Exercise directions »
Lines containing the string "сборной" are to be counted; report only how many there are.

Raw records
________________________

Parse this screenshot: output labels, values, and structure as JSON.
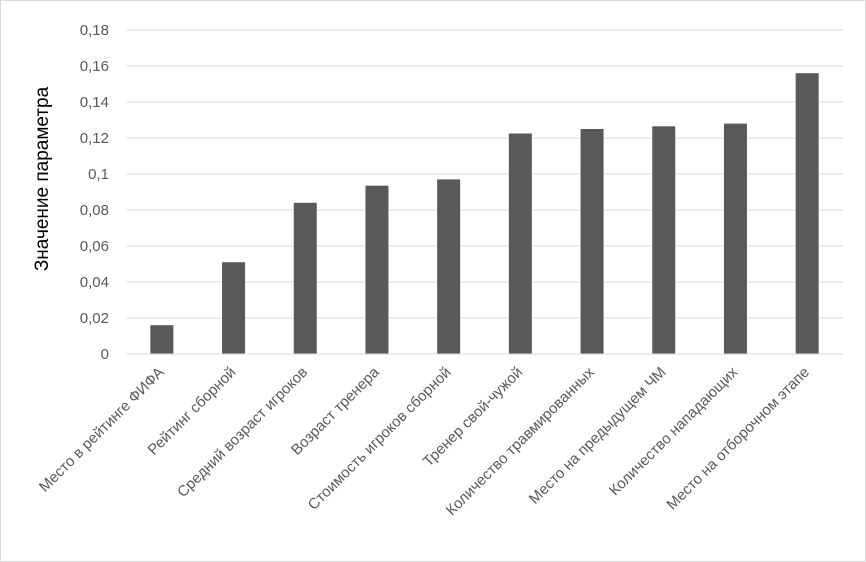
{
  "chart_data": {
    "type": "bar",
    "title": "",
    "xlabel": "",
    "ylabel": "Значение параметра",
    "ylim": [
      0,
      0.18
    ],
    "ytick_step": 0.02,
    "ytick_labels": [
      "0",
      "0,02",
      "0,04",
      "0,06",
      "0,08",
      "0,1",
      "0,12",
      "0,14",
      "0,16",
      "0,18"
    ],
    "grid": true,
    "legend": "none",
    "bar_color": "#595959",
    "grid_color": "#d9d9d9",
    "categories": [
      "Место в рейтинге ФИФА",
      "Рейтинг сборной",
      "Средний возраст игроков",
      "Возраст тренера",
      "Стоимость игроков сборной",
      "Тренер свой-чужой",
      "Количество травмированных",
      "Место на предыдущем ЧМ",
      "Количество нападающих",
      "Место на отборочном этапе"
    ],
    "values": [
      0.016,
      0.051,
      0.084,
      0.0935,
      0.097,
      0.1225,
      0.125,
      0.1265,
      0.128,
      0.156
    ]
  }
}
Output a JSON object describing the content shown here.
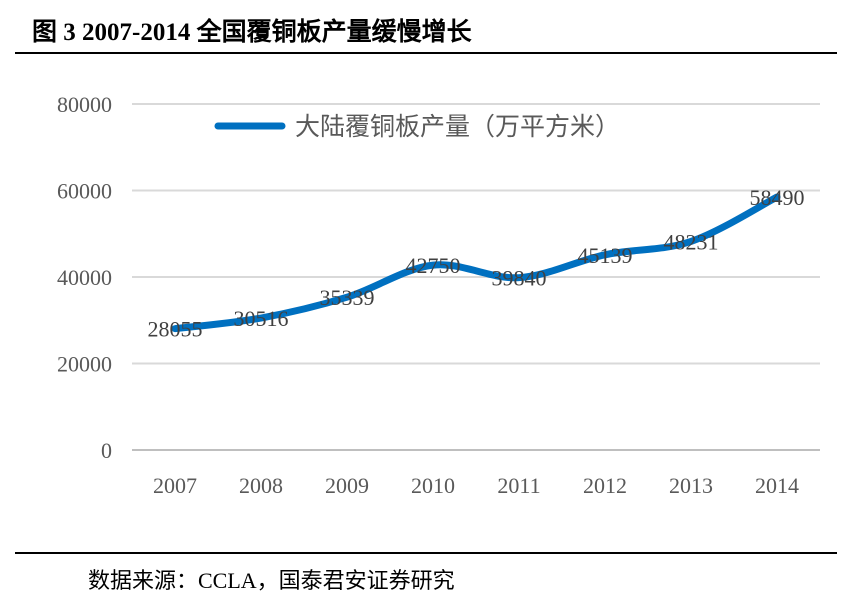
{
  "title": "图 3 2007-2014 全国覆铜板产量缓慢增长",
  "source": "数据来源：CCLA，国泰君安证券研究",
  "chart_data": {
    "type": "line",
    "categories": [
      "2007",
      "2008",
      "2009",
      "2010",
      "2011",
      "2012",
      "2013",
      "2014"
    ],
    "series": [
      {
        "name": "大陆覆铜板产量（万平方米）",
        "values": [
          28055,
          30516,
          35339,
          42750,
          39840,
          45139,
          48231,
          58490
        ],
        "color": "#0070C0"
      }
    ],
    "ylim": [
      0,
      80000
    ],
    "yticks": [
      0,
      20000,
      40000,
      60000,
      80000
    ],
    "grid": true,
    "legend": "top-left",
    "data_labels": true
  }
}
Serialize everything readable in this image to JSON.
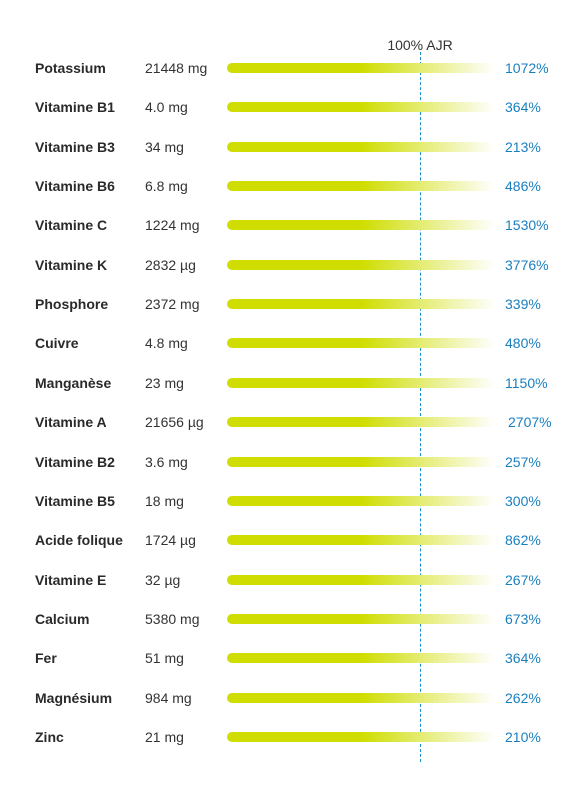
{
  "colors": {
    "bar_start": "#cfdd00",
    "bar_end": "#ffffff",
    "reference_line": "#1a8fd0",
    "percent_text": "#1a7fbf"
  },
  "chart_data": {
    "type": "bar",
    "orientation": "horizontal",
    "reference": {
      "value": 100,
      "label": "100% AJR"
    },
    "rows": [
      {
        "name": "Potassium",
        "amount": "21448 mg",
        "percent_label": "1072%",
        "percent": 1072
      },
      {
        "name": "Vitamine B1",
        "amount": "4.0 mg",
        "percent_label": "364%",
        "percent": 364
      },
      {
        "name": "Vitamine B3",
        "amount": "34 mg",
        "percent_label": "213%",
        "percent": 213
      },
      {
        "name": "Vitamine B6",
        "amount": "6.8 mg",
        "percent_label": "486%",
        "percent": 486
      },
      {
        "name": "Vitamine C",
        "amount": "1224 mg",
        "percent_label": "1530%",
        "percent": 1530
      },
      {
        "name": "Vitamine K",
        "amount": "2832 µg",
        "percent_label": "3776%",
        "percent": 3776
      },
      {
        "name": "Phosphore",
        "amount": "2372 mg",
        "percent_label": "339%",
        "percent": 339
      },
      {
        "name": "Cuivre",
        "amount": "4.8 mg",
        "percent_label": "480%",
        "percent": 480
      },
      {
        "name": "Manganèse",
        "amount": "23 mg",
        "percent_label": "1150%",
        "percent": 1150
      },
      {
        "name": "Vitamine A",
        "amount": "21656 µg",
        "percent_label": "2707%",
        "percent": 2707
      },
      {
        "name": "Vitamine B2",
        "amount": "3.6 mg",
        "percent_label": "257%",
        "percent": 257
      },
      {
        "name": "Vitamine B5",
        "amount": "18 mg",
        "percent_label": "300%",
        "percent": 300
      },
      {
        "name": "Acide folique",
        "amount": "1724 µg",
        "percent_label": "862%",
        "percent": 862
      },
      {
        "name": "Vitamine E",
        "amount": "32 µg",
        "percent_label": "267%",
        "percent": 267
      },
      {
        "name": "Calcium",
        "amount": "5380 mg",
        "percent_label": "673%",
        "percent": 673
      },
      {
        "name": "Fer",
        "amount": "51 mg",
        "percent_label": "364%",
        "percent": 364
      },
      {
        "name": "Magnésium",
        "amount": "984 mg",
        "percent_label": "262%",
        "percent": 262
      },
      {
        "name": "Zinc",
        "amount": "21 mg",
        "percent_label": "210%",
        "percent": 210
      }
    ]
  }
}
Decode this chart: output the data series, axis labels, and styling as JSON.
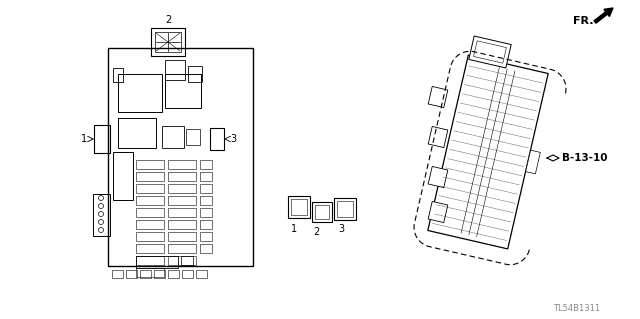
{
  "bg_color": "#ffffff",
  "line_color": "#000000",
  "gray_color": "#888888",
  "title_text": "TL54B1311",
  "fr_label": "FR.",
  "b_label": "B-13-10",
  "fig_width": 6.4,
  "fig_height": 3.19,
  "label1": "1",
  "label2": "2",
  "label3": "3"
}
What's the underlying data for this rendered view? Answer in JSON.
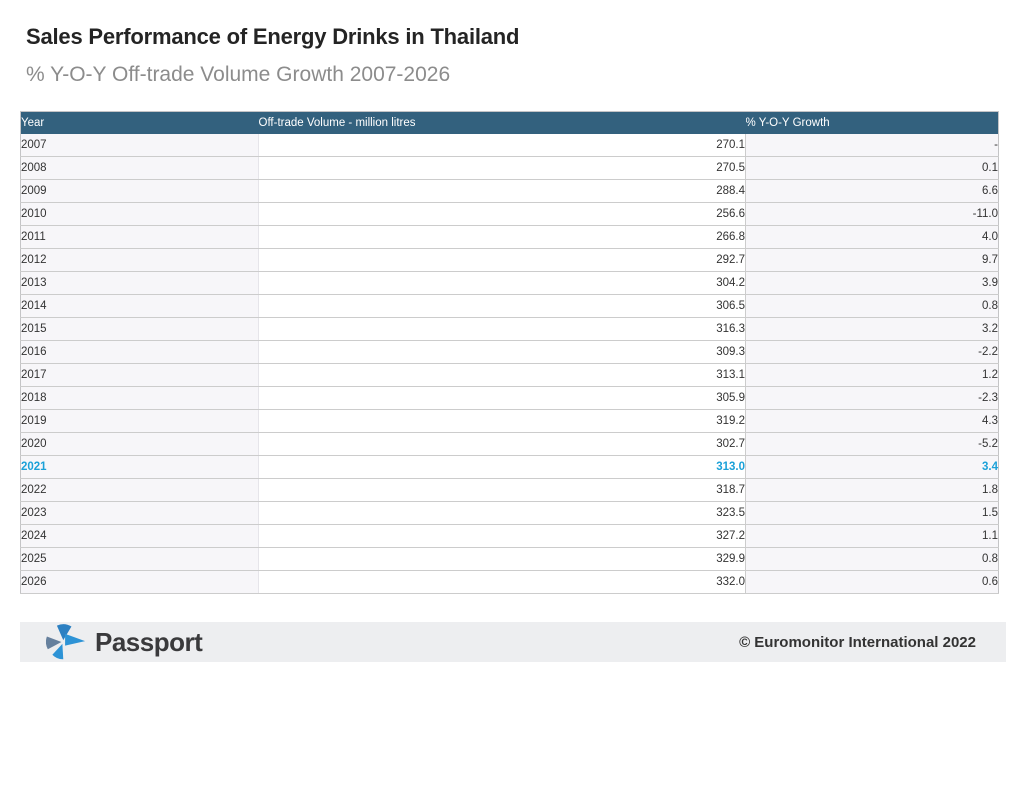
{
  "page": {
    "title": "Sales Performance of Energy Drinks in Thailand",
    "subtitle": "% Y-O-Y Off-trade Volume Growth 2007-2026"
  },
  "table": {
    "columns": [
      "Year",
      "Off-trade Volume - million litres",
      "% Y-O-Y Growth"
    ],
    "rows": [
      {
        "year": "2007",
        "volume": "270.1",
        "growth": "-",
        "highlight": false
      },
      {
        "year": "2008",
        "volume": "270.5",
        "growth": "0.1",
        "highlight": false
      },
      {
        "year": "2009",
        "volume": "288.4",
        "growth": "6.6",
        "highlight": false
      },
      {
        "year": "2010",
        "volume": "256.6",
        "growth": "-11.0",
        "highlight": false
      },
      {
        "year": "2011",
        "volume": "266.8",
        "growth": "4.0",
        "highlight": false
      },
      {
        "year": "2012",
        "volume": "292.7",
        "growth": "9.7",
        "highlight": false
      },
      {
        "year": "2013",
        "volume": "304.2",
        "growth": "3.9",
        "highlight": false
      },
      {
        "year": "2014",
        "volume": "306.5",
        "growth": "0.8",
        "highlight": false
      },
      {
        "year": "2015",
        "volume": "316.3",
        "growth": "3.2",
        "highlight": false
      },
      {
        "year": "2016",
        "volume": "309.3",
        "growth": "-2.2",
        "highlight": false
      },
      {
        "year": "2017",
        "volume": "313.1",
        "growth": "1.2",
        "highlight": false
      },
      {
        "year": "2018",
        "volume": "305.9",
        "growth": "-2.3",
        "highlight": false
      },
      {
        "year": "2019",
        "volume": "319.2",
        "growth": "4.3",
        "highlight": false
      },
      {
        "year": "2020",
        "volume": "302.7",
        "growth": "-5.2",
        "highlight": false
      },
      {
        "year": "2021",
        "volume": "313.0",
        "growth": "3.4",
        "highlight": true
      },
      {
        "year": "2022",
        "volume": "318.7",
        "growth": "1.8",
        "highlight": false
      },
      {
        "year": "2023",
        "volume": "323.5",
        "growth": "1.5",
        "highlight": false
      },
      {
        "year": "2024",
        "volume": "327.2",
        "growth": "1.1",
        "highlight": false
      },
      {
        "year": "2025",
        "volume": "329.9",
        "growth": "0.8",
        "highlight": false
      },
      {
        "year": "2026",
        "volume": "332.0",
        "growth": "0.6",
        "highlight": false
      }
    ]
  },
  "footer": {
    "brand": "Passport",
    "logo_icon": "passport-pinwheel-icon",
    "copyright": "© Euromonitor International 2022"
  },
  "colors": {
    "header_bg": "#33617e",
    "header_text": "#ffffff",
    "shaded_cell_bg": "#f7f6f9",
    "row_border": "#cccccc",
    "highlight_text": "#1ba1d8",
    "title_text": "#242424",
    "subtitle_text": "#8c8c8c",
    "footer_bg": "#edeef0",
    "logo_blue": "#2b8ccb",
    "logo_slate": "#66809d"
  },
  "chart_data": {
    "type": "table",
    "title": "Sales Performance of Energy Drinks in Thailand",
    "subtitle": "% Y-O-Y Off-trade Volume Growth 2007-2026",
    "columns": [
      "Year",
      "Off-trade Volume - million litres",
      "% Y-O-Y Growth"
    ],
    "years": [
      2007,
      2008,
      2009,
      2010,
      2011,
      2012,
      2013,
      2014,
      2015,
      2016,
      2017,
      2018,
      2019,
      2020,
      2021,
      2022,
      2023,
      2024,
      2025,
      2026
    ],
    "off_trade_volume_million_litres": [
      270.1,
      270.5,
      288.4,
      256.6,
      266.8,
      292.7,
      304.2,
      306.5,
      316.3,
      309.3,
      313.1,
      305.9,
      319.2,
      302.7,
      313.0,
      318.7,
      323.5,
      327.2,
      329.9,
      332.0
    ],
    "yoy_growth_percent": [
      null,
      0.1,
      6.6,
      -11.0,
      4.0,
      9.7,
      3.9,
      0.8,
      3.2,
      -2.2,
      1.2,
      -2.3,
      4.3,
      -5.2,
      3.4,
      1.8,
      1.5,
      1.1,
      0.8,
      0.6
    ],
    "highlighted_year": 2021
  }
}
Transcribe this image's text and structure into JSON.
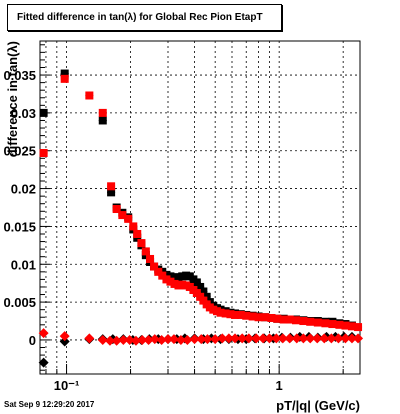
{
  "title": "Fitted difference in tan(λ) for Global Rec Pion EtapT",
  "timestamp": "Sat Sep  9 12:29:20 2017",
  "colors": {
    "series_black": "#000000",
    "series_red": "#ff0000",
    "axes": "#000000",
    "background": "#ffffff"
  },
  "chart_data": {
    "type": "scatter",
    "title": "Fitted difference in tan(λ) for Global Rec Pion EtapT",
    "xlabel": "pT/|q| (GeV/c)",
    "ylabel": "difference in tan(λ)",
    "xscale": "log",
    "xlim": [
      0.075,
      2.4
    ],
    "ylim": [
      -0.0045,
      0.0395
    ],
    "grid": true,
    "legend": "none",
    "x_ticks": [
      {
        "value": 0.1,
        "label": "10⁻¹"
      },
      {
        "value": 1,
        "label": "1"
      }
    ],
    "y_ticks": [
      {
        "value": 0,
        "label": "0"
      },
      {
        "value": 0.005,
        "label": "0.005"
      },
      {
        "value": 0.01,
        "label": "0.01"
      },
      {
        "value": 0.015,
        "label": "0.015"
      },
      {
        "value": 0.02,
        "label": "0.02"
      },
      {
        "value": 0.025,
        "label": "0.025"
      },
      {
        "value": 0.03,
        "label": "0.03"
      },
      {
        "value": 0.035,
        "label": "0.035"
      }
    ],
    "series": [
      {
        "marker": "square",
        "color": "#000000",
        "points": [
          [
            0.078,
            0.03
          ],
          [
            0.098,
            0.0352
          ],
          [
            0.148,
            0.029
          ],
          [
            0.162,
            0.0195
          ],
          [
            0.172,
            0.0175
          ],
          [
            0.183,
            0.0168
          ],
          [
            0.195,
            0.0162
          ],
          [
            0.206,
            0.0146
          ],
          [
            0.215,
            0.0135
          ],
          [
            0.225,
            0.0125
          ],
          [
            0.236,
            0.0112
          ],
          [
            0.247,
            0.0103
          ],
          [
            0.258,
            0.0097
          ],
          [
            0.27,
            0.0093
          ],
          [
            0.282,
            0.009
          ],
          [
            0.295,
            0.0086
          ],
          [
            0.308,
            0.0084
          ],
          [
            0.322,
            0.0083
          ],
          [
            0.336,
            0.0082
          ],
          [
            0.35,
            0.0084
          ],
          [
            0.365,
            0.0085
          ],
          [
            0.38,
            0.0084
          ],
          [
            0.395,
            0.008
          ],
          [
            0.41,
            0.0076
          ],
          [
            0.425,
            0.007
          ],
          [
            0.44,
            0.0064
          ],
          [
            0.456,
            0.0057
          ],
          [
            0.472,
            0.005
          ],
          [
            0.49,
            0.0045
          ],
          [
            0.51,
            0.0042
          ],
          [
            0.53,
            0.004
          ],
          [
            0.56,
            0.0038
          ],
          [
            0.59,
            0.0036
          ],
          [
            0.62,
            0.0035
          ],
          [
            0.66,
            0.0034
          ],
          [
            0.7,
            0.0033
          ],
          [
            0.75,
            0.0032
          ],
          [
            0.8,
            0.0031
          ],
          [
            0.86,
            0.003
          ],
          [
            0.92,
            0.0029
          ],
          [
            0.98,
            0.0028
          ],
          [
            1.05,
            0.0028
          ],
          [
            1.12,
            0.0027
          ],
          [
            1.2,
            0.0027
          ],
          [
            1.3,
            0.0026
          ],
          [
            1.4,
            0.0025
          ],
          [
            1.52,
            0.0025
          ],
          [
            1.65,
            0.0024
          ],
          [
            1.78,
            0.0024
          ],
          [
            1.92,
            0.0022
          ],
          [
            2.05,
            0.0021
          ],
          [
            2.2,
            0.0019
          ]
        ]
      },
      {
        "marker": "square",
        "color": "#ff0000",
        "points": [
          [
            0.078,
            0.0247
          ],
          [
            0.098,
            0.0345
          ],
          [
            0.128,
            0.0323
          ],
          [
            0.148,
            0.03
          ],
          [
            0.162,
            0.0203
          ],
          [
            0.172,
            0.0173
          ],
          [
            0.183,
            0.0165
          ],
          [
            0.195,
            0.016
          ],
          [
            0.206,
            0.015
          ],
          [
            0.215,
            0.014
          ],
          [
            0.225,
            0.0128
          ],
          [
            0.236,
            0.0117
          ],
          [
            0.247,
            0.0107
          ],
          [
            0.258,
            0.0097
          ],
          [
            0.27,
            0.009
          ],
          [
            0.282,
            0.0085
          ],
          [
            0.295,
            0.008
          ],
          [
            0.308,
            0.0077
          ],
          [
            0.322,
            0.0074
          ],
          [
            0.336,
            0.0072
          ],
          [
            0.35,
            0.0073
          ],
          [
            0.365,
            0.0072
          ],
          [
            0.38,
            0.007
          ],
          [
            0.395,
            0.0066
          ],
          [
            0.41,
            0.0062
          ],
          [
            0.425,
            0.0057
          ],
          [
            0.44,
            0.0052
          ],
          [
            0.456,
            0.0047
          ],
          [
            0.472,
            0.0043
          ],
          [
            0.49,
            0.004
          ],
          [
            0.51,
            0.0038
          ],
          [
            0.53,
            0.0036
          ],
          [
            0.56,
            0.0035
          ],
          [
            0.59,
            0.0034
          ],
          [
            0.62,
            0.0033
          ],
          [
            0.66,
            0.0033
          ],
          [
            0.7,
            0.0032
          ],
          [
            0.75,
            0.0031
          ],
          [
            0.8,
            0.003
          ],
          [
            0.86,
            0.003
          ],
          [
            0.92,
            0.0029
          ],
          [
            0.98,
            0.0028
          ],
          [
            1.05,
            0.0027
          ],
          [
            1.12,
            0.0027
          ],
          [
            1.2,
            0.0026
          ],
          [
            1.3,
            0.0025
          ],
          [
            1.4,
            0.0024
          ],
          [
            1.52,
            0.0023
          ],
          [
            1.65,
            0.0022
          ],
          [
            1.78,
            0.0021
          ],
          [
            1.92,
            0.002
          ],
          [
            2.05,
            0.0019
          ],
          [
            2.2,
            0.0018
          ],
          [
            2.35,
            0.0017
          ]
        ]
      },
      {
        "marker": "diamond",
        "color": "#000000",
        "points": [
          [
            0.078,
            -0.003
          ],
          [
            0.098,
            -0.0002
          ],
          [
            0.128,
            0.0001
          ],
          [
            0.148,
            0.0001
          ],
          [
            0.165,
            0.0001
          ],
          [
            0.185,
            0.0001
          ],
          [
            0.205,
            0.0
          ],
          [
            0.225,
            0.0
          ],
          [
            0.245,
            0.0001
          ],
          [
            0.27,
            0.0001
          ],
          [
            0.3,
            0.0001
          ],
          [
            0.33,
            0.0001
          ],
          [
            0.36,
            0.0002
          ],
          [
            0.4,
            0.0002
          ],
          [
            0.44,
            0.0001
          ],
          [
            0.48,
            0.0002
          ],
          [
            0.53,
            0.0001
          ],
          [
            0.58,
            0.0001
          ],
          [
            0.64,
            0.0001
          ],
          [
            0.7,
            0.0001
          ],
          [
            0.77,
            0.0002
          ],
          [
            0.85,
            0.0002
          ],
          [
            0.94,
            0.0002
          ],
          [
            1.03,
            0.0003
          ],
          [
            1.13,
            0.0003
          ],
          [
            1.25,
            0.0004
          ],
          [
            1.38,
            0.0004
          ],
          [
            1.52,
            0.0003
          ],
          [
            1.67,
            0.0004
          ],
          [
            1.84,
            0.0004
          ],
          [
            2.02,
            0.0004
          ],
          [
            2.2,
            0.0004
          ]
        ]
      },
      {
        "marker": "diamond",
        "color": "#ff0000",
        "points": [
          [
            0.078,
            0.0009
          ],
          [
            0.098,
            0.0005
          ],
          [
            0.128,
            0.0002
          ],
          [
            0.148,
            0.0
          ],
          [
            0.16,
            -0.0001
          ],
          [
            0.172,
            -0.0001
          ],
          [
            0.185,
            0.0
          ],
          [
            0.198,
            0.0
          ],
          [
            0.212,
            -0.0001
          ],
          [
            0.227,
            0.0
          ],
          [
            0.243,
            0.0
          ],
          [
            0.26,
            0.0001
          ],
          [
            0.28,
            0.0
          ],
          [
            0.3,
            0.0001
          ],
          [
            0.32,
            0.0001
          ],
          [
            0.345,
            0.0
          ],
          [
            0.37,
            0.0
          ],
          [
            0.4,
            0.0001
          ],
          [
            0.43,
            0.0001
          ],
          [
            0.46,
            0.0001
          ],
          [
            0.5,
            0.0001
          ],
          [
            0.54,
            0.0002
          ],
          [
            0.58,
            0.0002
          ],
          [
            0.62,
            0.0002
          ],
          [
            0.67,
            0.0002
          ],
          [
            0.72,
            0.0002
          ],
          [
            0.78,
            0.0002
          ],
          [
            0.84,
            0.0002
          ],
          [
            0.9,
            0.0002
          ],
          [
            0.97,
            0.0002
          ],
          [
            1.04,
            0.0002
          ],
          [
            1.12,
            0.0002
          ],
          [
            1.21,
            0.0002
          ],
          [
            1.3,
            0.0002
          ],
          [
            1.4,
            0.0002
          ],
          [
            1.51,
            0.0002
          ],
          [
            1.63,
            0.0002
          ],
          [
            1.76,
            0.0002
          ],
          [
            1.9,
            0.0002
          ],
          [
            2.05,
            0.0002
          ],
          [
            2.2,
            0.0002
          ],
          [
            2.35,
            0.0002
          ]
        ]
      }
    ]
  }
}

________________________

Final result »
2